Excerpted passage:
□ □ □ □ □

From Information to Meta Knowledge: Embracing the Digitally and Computable Open Knowledge Future (abstract)
Dr. Xiaolin Zhang, Director, National Science Library, Chinese Academy of Science
Background:
In China average distance of a user to a library is 1000km. Main body of students is graduate students. No broad variety of courses – taught what advisors know.
Chinese Academy of Sciences now taking lead in research and innovation, education etc – dividing institutes into four categories: centres for Excellence; for Innovation; for Big Science Facility; for Special [regional] Needs.
National Science Library coordinates institutional libraries. From beginning of digital library development taking an “e-first” approach to push resources to where researchers are. Federated searching, integrated browsing, ChinaCat, ILL, real-time digital reference. Most print subscriptions cancelled. Can’t subscribe to everything for everyone so organising consortia.
Subject librarians embedded in research institutes. Information analysts. Embedded info systems.
Challenge now:
Print-based communication is a mistake borne out of historical practicality. Knowledge is inherently multi-media. Only e-journals are real journals; only smart books are real books. Transition from subscription journals to open access journals.

□ □ □ □ □

Stored items from a collection:
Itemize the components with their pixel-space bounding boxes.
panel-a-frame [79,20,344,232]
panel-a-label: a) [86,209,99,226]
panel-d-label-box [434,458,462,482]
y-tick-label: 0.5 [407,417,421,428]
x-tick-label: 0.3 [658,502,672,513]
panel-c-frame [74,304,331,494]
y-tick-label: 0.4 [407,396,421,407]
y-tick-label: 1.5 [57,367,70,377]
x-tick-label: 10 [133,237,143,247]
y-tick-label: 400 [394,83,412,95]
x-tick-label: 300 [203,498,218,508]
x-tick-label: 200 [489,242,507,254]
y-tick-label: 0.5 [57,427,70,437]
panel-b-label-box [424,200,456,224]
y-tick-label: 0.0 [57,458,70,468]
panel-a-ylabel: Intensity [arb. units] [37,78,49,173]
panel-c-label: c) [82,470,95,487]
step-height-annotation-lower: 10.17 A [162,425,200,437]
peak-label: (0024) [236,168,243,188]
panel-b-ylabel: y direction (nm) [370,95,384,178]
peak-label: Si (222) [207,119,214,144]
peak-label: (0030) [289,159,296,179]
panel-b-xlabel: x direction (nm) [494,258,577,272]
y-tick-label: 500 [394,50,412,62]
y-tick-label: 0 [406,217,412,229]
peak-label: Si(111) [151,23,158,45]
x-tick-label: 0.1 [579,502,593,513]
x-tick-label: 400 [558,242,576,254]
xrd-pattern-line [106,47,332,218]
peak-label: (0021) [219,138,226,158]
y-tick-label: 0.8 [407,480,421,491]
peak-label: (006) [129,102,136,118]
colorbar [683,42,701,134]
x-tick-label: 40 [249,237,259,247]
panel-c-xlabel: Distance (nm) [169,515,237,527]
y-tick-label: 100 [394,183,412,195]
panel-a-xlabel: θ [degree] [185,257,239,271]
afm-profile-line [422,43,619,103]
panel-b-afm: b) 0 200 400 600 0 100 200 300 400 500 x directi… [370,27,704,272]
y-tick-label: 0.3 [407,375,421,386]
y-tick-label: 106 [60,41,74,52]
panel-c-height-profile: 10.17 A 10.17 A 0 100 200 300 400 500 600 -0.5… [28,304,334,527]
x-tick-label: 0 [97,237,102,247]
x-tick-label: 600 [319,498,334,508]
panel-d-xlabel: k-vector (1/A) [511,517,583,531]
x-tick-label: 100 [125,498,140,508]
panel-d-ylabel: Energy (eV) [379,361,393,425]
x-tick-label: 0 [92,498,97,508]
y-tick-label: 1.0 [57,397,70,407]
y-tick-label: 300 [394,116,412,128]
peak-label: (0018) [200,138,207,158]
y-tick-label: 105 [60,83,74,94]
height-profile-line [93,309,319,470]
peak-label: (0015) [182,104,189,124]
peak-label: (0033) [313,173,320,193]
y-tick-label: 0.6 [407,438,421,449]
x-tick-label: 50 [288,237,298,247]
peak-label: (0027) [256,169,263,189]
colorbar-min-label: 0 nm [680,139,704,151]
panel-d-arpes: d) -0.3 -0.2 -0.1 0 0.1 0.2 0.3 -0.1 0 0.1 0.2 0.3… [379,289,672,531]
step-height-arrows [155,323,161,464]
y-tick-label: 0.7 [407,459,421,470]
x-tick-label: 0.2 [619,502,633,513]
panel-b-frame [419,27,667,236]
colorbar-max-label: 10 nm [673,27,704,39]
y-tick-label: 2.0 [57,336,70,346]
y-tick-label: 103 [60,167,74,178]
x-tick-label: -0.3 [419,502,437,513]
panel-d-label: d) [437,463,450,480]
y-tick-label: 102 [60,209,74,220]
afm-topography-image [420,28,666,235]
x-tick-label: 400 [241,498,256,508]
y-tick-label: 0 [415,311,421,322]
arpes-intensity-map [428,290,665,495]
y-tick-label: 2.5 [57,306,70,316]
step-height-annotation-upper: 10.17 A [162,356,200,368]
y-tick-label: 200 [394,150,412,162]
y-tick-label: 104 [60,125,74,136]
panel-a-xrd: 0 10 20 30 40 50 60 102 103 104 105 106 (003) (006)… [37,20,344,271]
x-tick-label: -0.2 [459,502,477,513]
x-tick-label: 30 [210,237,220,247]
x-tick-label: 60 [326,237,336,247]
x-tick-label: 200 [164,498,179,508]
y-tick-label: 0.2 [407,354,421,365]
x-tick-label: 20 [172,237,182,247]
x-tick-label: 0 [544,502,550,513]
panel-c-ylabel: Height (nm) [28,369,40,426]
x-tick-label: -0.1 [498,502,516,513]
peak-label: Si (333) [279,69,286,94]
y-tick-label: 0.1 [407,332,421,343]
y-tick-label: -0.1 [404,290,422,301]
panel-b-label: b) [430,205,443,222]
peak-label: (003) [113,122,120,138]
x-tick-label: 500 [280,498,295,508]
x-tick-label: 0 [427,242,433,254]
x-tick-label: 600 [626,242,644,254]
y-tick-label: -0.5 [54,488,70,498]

□ □ □ □ □

Work order:
Answer these questions from the abstract, one per line:
1. What is the average distance of a user to a library in China?
2. Into what four categories is the Chinese Academy of Sciences dividing its institutes?
3. What has happened to most print subscriptions?
The rows are separate material and have no connection to the abstract.

Problem solution:
1. 1000km.
2. Centres for Excellence, for Innovation, for Big Science Facility, and for Special [regional] Needs.
3. Most print subscriptions have been cancelled.